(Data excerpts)
>>>

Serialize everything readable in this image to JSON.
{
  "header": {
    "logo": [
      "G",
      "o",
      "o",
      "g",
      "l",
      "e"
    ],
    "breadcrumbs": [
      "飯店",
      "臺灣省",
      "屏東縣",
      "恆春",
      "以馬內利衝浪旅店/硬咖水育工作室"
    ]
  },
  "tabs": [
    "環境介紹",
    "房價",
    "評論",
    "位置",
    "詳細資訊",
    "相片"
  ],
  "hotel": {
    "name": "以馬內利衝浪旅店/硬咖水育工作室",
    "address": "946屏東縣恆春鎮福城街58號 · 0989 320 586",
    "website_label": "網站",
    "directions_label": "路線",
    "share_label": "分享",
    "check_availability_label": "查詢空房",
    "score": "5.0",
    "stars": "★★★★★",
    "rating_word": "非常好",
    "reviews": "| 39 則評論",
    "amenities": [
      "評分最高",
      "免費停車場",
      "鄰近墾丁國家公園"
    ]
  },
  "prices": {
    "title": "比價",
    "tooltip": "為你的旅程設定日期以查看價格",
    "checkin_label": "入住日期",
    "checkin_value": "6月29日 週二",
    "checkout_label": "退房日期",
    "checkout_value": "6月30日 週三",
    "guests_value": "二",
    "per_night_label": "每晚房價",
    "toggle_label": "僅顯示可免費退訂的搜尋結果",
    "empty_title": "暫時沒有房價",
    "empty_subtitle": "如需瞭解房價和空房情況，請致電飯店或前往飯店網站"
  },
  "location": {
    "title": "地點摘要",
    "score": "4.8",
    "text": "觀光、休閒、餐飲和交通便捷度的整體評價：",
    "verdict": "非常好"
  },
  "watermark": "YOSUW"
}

<<<

Print back all the lines verbatim.

Serialize everything readable in this image to JSON.
{
  "header": {
    "logo": [
      "G",
      "o",
      "o",
      "g",
      "l",
      "e"
    ],
    "breadcrumbs": [
      "飯店",
      "臺灣省",
      "屏東縣",
      "恆春",
      "以馬內利衝浪旅店/硬咖水育工作室"
    ]
  },
  "tabs": [
    "環境介紹",
    "房價",
    "評論",
    "位置",
    "詳細資訊",
    "相片"
  ],
  "hotel": {
    "name": "以馬內利衝浪旅店/硬咖水育工作室",
    "address": "946屏東縣恆春鎮福城街58號 · 0989 320 586",
    "website_label": "網站",
    "directions_label": "路線",
    "share_label": "分享",
    "check_availability_label": "查詢空房",
    "score": "5.0",
    "stars": "★★★★★",
    "rating_word": "非常好",
    "reviews": "| 39 則評論",
    "amenities": [
      "評分最高",
      "免費停車場",
      "鄰近墾丁國家公園"
    ]
  },
  "prices": {
    "title": "比價",
    "tooltip": "為你的旅程設定日期以查看價格",
    "checkin_label": "入住日期",
    "checkin_value": "6月29日 週二",
    "checkout_label": "退房日期",
    "checkout_value": "6月30日 週三",
    "guests_value": "二",
    "per_night_label": "每晚房價",
    "toggle_label": "僅顯示可免費退訂的搜尋結果",
    "empty_title": "暫時沒有房價",
    "empty_subtitle": "如需瞭解房價和空房情況，請致電飯店或前往飯店網站"
  },
  "location": {
    "title": "地點摘要",
    "score": "4.8",
    "text": "觀光、休閒、餐飲和交通便捷度的整體評價：",
    "verdict": "非常好"
  },
  "watermark": "YOSUW"
}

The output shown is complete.